_Set task_
Keep only the lines of the listing that include the word "this", and copy them.

[Excerpts from a figure dataset]
================================

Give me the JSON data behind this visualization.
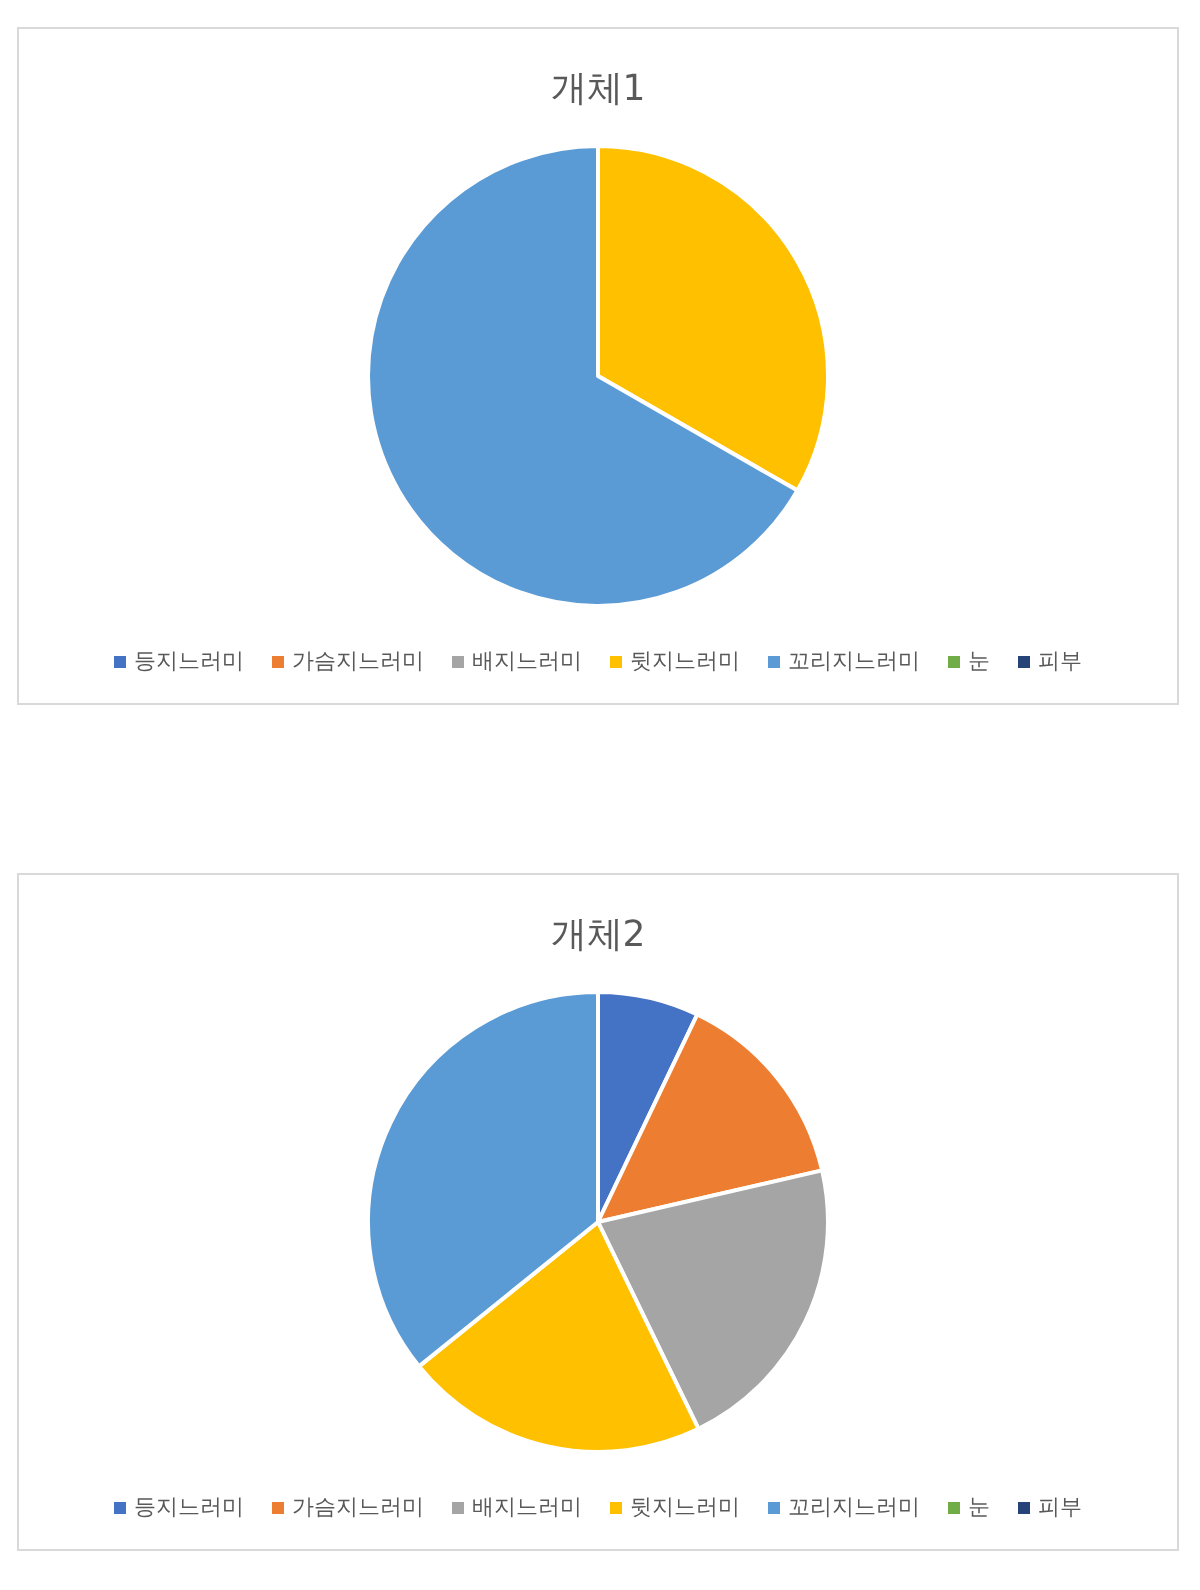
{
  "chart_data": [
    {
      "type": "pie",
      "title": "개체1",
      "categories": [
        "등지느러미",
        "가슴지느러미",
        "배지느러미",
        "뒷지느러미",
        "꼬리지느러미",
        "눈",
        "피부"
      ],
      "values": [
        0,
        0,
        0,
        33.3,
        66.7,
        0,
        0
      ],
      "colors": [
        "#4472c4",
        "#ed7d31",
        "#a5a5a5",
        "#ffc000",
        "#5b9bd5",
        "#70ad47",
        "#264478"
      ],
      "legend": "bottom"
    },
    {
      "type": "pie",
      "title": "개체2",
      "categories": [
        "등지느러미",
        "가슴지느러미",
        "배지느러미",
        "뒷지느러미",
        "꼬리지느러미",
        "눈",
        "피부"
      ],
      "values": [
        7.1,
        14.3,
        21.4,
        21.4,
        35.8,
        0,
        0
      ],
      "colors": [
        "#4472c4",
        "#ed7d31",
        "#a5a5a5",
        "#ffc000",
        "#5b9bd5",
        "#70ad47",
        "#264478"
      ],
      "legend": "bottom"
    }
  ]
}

================================

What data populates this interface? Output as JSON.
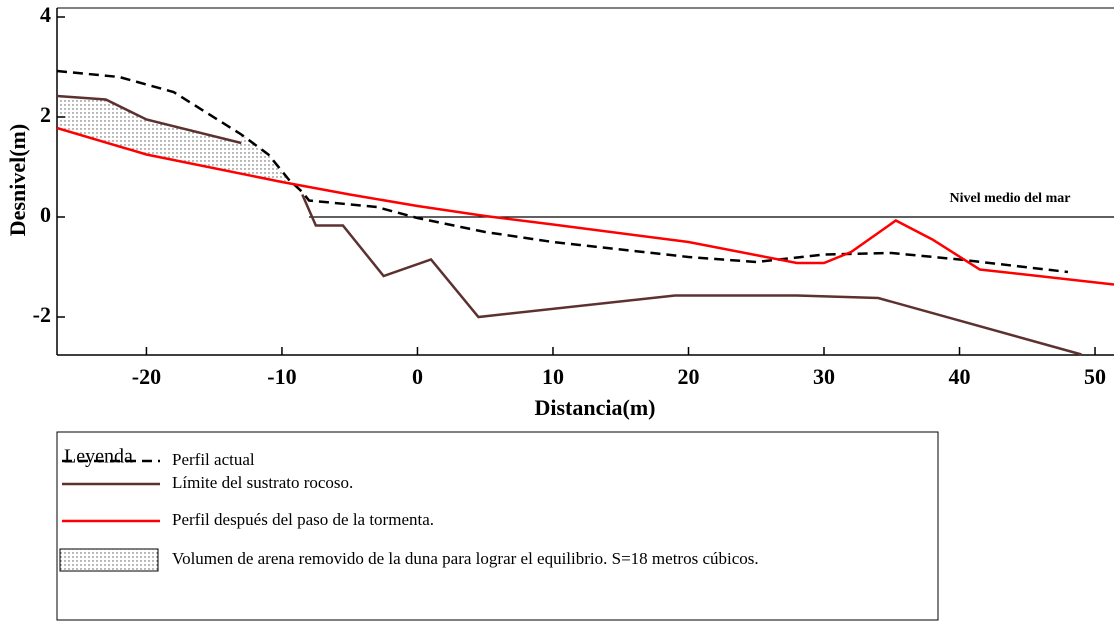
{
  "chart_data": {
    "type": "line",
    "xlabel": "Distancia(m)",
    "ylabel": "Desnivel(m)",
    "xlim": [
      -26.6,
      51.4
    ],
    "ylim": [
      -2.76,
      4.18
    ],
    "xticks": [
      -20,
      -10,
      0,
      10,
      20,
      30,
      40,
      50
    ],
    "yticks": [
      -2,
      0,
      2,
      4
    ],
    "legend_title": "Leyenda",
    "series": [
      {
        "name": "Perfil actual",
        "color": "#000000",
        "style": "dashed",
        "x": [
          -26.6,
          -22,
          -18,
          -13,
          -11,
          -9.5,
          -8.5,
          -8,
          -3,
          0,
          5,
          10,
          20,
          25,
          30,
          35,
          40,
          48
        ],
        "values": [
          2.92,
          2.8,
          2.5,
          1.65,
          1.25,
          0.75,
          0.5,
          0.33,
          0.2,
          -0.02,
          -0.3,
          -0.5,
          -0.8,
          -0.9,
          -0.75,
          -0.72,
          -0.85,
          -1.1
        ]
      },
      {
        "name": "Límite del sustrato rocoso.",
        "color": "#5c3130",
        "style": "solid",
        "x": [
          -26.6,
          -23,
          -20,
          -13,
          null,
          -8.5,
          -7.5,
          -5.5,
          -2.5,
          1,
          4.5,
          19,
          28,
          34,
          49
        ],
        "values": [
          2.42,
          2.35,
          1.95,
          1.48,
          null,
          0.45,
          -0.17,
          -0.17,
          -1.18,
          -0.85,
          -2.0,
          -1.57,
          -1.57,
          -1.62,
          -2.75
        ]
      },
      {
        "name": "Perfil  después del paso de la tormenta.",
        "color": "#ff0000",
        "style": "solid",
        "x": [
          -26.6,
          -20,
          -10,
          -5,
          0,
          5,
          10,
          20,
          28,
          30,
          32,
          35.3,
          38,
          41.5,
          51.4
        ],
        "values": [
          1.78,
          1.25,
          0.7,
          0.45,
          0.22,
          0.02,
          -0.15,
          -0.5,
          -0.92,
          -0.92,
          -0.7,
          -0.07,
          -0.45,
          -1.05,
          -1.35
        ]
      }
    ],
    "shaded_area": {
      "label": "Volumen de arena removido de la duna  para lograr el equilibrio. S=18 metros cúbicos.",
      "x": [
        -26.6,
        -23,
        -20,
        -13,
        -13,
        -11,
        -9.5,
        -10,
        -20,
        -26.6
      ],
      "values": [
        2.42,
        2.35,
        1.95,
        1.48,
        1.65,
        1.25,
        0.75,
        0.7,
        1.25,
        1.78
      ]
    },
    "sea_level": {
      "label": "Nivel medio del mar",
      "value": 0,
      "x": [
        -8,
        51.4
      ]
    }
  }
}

================================

_Result below_
Give me the JSON data behind this visualization.
What data populates this interface? Output as JSON.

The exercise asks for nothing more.